Begin Task inputs
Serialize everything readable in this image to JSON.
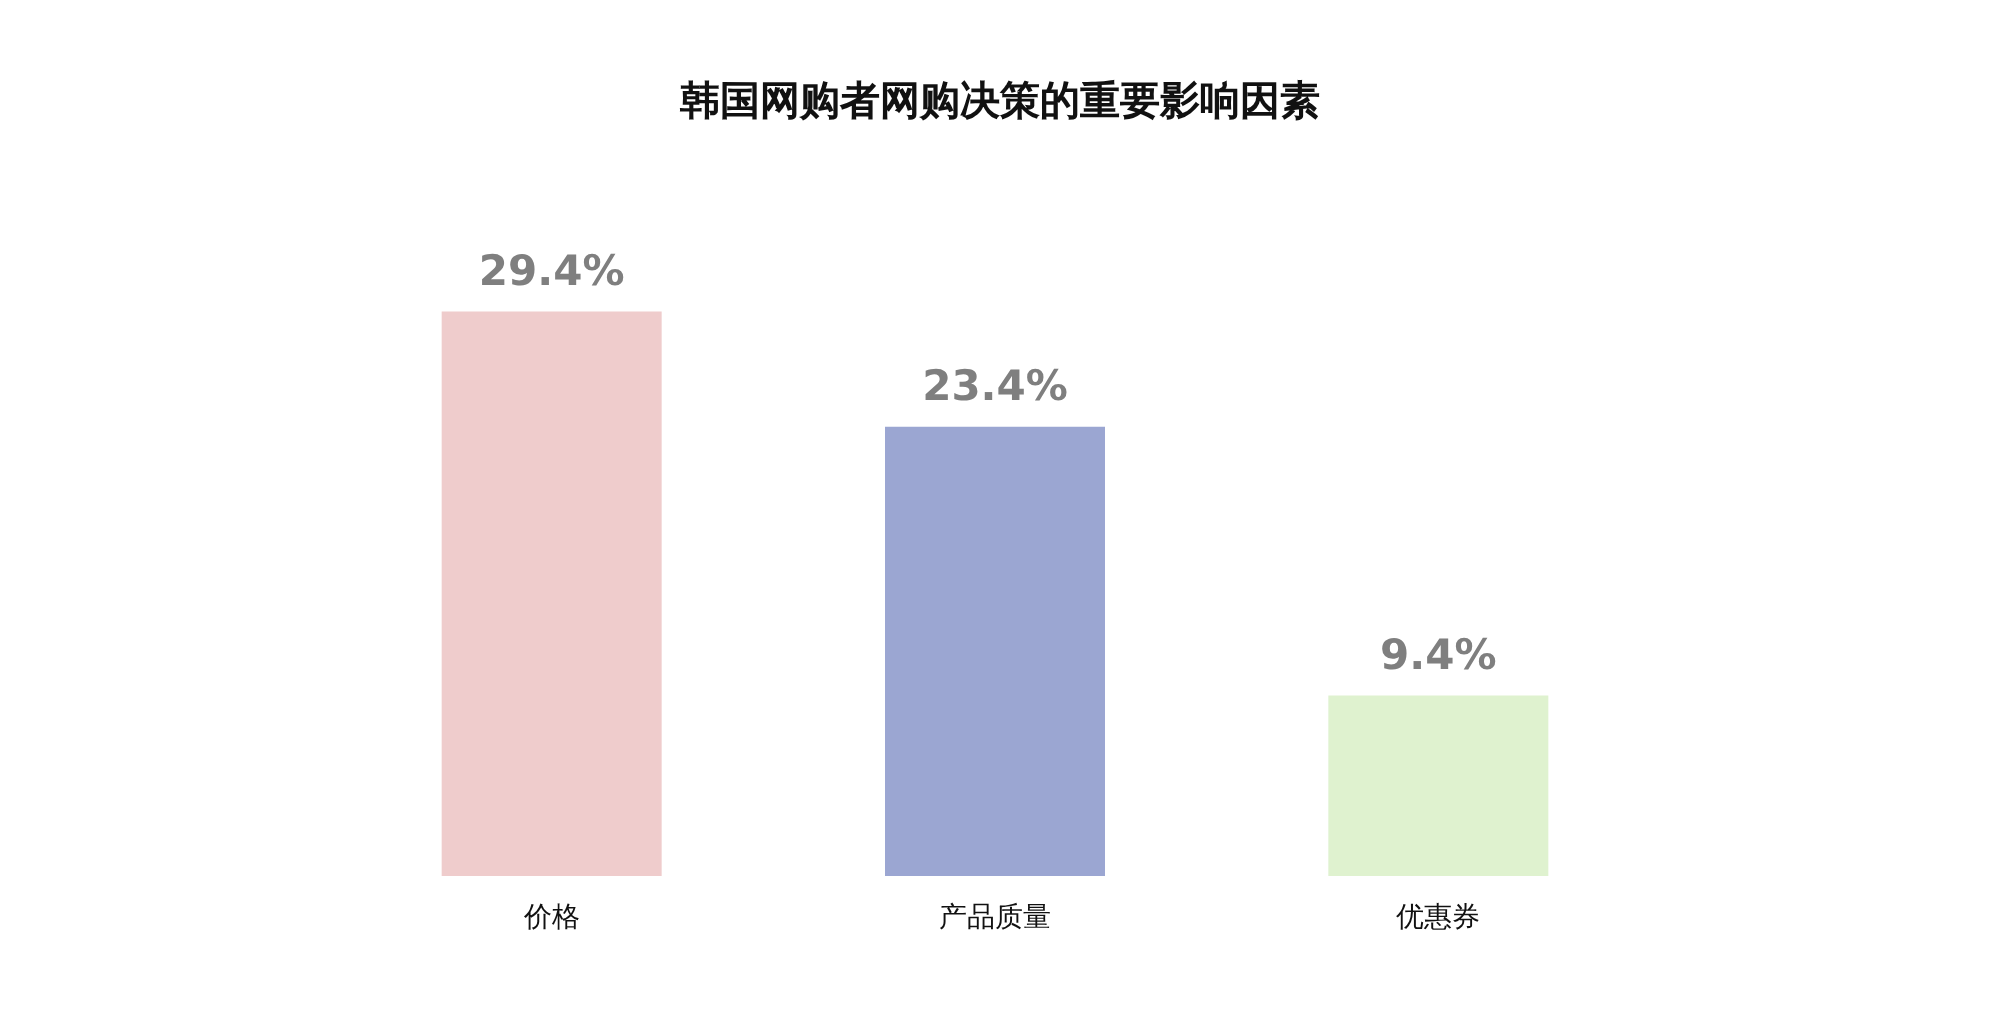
{
  "chart_data": {
    "type": "bar",
    "title": "韩国网购者网购决策的重要影响因素",
    "categories": [
      "价格",
      "产品质量",
      "优惠券"
    ],
    "values": [
      29.4,
      23.4,
      9.4
    ],
    "colors": [
      "#efcccc",
      "#9ba6d2",
      "#dff2cf"
    ],
    "value_labels": [
      "29.4%",
      "23.4%",
      "9.4%"
    ]
  }
}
End Task inputs
• [Set task] Make a word-for-word copy of the entries, without any pictures.

• [Task output]
Serialize everything readable in this image to JSON.
{
  "chart_data": {
    "type": "bar",
    "title": "韩国网购者网购决策的重要影响因素",
    "categories": [
      "价格",
      "产品质量",
      "优惠券"
    ],
    "values": [
      29.4,
      23.4,
      9.4
    ],
    "colors": [
      "#efcccc",
      "#9ba6d2",
      "#dff2cf"
    ],
    "value_labels": [
      "29.4%",
      "23.4%",
      "9.4%"
    ]
  }
}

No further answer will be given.